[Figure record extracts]

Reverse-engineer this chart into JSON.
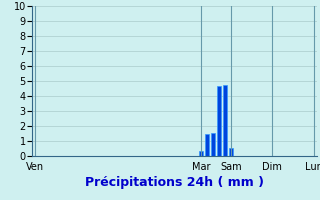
{
  "xlabel": "Précipitations 24h ( mm )",
  "ylim": [
    0,
    10
  ],
  "yticks": [
    0,
    1,
    2,
    3,
    4,
    5,
    6,
    7,
    8,
    9,
    10
  ],
  "background_color": "#cff0f0",
  "bar_color": "#0044dd",
  "bar_edge_color": "#3399ff",
  "grid_color": "#aacccc",
  "num_bars": 48,
  "bar_values": [
    0,
    0,
    0,
    0,
    0,
    0,
    0,
    0,
    0,
    0,
    0,
    0,
    0,
    0,
    0,
    0,
    0,
    0,
    0,
    0,
    0,
    0,
    0,
    0,
    0,
    0,
    0,
    0,
    0.35,
    1.5,
    1.52,
    4.65,
    4.72,
    0.52,
    0,
    0,
    0,
    0,
    0,
    0,
    0,
    0,
    0,
    0,
    0,
    0,
    0,
    0
  ],
  "xtick_positions": [
    0,
    28,
    33,
    40,
    47
  ],
  "xtick_labels": [
    "Ven",
    "Mar",
    "Sam",
    "Dim",
    "Lun"
  ],
  "vline_positions": [
    0,
    28,
    33,
    40,
    47
  ],
  "xlabel_fontsize": 9,
  "tick_fontsize": 7,
  "xlabel_color": "#0000cc"
}
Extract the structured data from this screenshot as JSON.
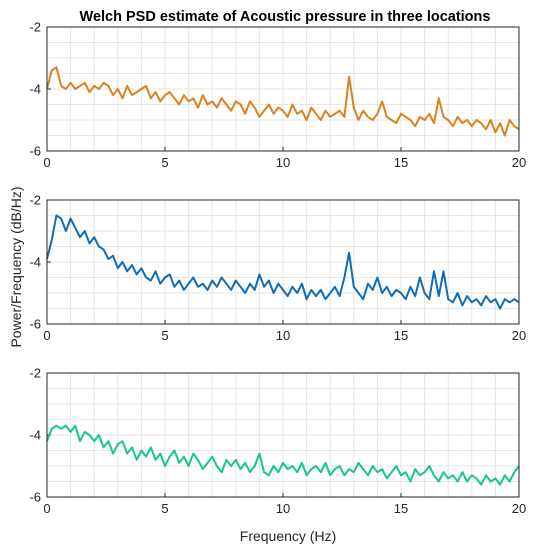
{
  "title": "Welch PSD estimate of Acoustic pressure in three locations",
  "xlabel": "Frequency (Hz)",
  "ylabel": "Power/Frequency (dB/Hz)",
  "chart_data": [
    {
      "type": "line",
      "title": "Welch PSD estimate of Acoustic pressure in three locations",
      "xlabel": "",
      "ylabel": "",
      "xlim": [
        0,
        20
      ],
      "ylim": [
        -6,
        -2
      ],
      "xticks": [
        "0",
        "5",
        "10",
        "15",
        "20"
      ],
      "yticks": [
        "-2",
        "-4",
        "-6"
      ],
      "grid": true,
      "color": "#D9821E",
      "series": [
        {
          "x": [
            0,
            0.2,
            0.4,
            0.6,
            0.8,
            1,
            1.2,
            1.4,
            1.6,
            1.8,
            2,
            2.2,
            2.4,
            2.6,
            2.8,
            3,
            3.2,
            3.4,
            3.6,
            3.8,
            4,
            4.2,
            4.4,
            4.6,
            4.8,
            5,
            5.2,
            5.4,
            5.6,
            5.8,
            6,
            6.2,
            6.4,
            6.6,
            6.8,
            7,
            7.2,
            7.4,
            7.6,
            7.8,
            8,
            8.2,
            8.4,
            8.6,
            8.8,
            9,
            9.2,
            9.4,
            9.6,
            9.8,
            10,
            10.2,
            10.4,
            10.6,
            10.8,
            11,
            11.2,
            11.4,
            11.6,
            11.8,
            12,
            12.2,
            12.4,
            12.6,
            12.8,
            13,
            13.2,
            13.4,
            13.6,
            13.8,
            14,
            14.2,
            14.4,
            14.6,
            14.8,
            15,
            15.2,
            15.4,
            15.6,
            15.8,
            16,
            16.2,
            16.4,
            16.6,
            16.8,
            17,
            17.2,
            17.4,
            17.6,
            17.8,
            18,
            18.2,
            18.4,
            18.6,
            18.8,
            19,
            19.2,
            19.4,
            19.6,
            19.8,
            20
          ],
          "y": [
            -4.0,
            -3.4,
            -3.3,
            -3.9,
            -4.0,
            -3.8,
            -4.0,
            -3.9,
            -3.8,
            -4.1,
            -3.9,
            -4.0,
            -3.8,
            -3.9,
            -4.2,
            -4.0,
            -4.3,
            -3.9,
            -4.2,
            -4.1,
            -4.0,
            -3.9,
            -4.3,
            -4.1,
            -4.4,
            -4.2,
            -4.1,
            -4.3,
            -4.5,
            -4.2,
            -4.4,
            -4.3,
            -4.6,
            -4.2,
            -4.5,
            -4.4,
            -4.6,
            -4.3,
            -4.5,
            -4.7,
            -4.4,
            -4.5,
            -4.8,
            -4.4,
            -4.6,
            -4.9,
            -4.7,
            -4.5,
            -4.8,
            -4.6,
            -4.7,
            -4.9,
            -4.5,
            -4.8,
            -4.7,
            -5.0,
            -4.6,
            -4.8,
            -5.0,
            -4.7,
            -4.9,
            -4.8,
            -4.7,
            -4.9,
            -3.6,
            -4.6,
            -5.0,
            -4.7,
            -4.9,
            -5.0,
            -4.8,
            -4.4,
            -4.9,
            -5.0,
            -5.1,
            -4.8,
            -4.9,
            -5.0,
            -5.2,
            -4.9,
            -5.0,
            -4.8,
            -5.1,
            -4.3,
            -4.9,
            -5.0,
            -5.2,
            -4.9,
            -5.1,
            -5.0,
            -5.2,
            -5.0,
            -5.1,
            -5.3,
            -5.0,
            -5.4,
            -5.1,
            -5.5,
            -5.0,
            -5.2,
            -5.3
          ]
        }
      ]
    },
    {
      "type": "line",
      "xlabel": "",
      "ylabel": "",
      "xlim": [
        0,
        20
      ],
      "ylim": [
        -6,
        -2
      ],
      "xticks": [
        "0",
        "5",
        "10",
        "15",
        "20"
      ],
      "yticks": [
        "-2",
        "-4",
        "-6"
      ],
      "grid": true,
      "color": "#0F6DB8",
      "series": [
        {
          "x": [
            0,
            0.2,
            0.4,
            0.6,
            0.8,
            1,
            1.2,
            1.4,
            1.6,
            1.8,
            2,
            2.2,
            2.4,
            2.6,
            2.8,
            3,
            3.2,
            3.4,
            3.6,
            3.8,
            4,
            4.2,
            4.4,
            4.6,
            4.8,
            5,
            5.2,
            5.4,
            5.6,
            5.8,
            6,
            6.2,
            6.4,
            6.6,
            6.8,
            7,
            7.2,
            7.4,
            7.6,
            7.8,
            8,
            8.2,
            8.4,
            8.6,
            8.8,
            9,
            9.2,
            9.4,
            9.6,
            9.8,
            10,
            10.2,
            10.4,
            10.6,
            10.8,
            11,
            11.2,
            11.4,
            11.6,
            11.8,
            12,
            12.2,
            12.4,
            12.6,
            12.8,
            13,
            13.2,
            13.4,
            13.6,
            13.8,
            14,
            14.2,
            14.4,
            14.6,
            14.8,
            15,
            15.2,
            15.4,
            15.6,
            15.8,
            16,
            16.2,
            16.4,
            16.6,
            16.8,
            17,
            17.2,
            17.4,
            17.6,
            17.8,
            18,
            18.2,
            18.4,
            18.6,
            18.8,
            19,
            19.2,
            19.4,
            19.6,
            19.8,
            20
          ],
          "y": [
            -3.9,
            -3.3,
            -2.5,
            -2.6,
            -3.0,
            -2.6,
            -2.9,
            -3.2,
            -3.0,
            -3.4,
            -3.2,
            -3.5,
            -3.6,
            -3.9,
            -3.8,
            -4.2,
            -4.0,
            -4.3,
            -4.1,
            -4.4,
            -4.2,
            -4.5,
            -4.6,
            -4.3,
            -4.7,
            -4.5,
            -4.4,
            -4.8,
            -4.6,
            -4.9,
            -4.7,
            -4.5,
            -4.8,
            -4.7,
            -4.9,
            -4.6,
            -4.8,
            -4.5,
            -4.7,
            -4.9,
            -4.6,
            -4.8,
            -5.0,
            -4.7,
            -4.9,
            -4.4,
            -4.8,
            -4.6,
            -5.0,
            -4.7,
            -4.9,
            -5.1,
            -4.8,
            -5.0,
            -4.7,
            -5.2,
            -4.9,
            -5.1,
            -4.9,
            -5.2,
            -5.0,
            -4.8,
            -5.1,
            -4.5,
            -3.7,
            -4.8,
            -5.0,
            -5.2,
            -4.7,
            -4.9,
            -4.5,
            -5.0,
            -4.8,
            -5.1,
            -4.9,
            -5.0,
            -5.2,
            -4.8,
            -5.1,
            -4.5,
            -5.0,
            -5.2,
            -4.3,
            -5.1,
            -4.3,
            -5.2,
            -5.3,
            -5.0,
            -5.4,
            -5.1,
            -5.3,
            -5.2,
            -5.4,
            -5.1,
            -5.3,
            -5.2,
            -5.5,
            -5.2,
            -5.3,
            -5.2,
            -5.3
          ]
        }
      ]
    },
    {
      "type": "line",
      "xlabel": "Frequency (Hz)",
      "ylabel": "",
      "xlim": [
        0,
        20
      ],
      "ylim": [
        -6,
        -2
      ],
      "xticks": [
        "0",
        "5",
        "10",
        "15",
        "20"
      ],
      "yticks": [
        "-2",
        "-4",
        "-6"
      ],
      "grid": true,
      "color": "#17C68A",
      "series": [
        {
          "x": [
            0,
            0.2,
            0.4,
            0.6,
            0.8,
            1,
            1.2,
            1.4,
            1.6,
            1.8,
            2,
            2.2,
            2.4,
            2.6,
            2.8,
            3,
            3.2,
            3.4,
            3.6,
            3.8,
            4,
            4.2,
            4.4,
            4.6,
            4.8,
            5,
            5.2,
            5.4,
            5.6,
            5.8,
            6,
            6.2,
            6.4,
            6.6,
            6.8,
            7,
            7.2,
            7.4,
            7.6,
            7.8,
            8,
            8.2,
            8.4,
            8.6,
            8.8,
            9,
            9.2,
            9.4,
            9.6,
            9.8,
            10,
            10.2,
            10.4,
            10.6,
            10.8,
            11,
            11.2,
            11.4,
            11.6,
            11.8,
            12,
            12.2,
            12.4,
            12.6,
            12.8,
            13,
            13.2,
            13.4,
            13.6,
            13.8,
            14,
            14.2,
            14.4,
            14.6,
            14.8,
            15,
            15.2,
            15.4,
            15.6,
            15.8,
            16,
            16.2,
            16.4,
            16.6,
            16.8,
            17,
            17.2,
            17.4,
            17.6,
            17.8,
            18,
            18.2,
            18.4,
            18.6,
            18.8,
            19,
            19.2,
            19.4,
            19.6,
            19.8,
            20
          ],
          "y": [
            -4.2,
            -3.8,
            -3.7,
            -3.8,
            -3.7,
            -3.9,
            -3.7,
            -4.2,
            -3.9,
            -4.0,
            -4.2,
            -4.0,
            -4.4,
            -4.2,
            -4.6,
            -4.3,
            -4.2,
            -4.6,
            -4.4,
            -4.8,
            -4.5,
            -4.7,
            -4.4,
            -4.8,
            -4.6,
            -5.0,
            -4.7,
            -4.5,
            -4.9,
            -4.7,
            -5.0,
            -4.6,
            -4.8,
            -5.1,
            -4.9,
            -4.7,
            -5.0,
            -5.2,
            -4.8,
            -5.0,
            -4.8,
            -5.1,
            -4.9,
            -5.2,
            -5.0,
            -4.6,
            -5.2,
            -5.3,
            -5.0,
            -5.2,
            -4.9,
            -5.1,
            -5.0,
            -5.2,
            -4.9,
            -5.3,
            -5.1,
            -5.0,
            -5.2,
            -4.9,
            -5.3,
            -5.1,
            -5.0,
            -5.3,
            -5.1,
            -5.2,
            -4.9,
            -5.1,
            -5.3,
            -5.0,
            -5.2,
            -5.1,
            -5.4,
            -5.2,
            -5.0,
            -5.3,
            -5.2,
            -5.5,
            -5.1,
            -5.3,
            -5.2,
            -5.0,
            -5.3,
            -5.5,
            -5.2,
            -5.4,
            -5.3,
            -5.5,
            -5.2,
            -5.5,
            -5.3,
            -5.4,
            -5.6,
            -5.3,
            -5.5,
            -5.4,
            -5.6,
            -5.3,
            -5.5,
            -5.2,
            -5.0
          ]
        }
      ]
    }
  ]
}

What to do: Return all lines containing the word "Acoustic".

Problem solution:
  "title": "Welch PSD estimate of Acoustic pressure in three locations",
      "title": "Welch PSD estimate of Acoustic pressure in three locations",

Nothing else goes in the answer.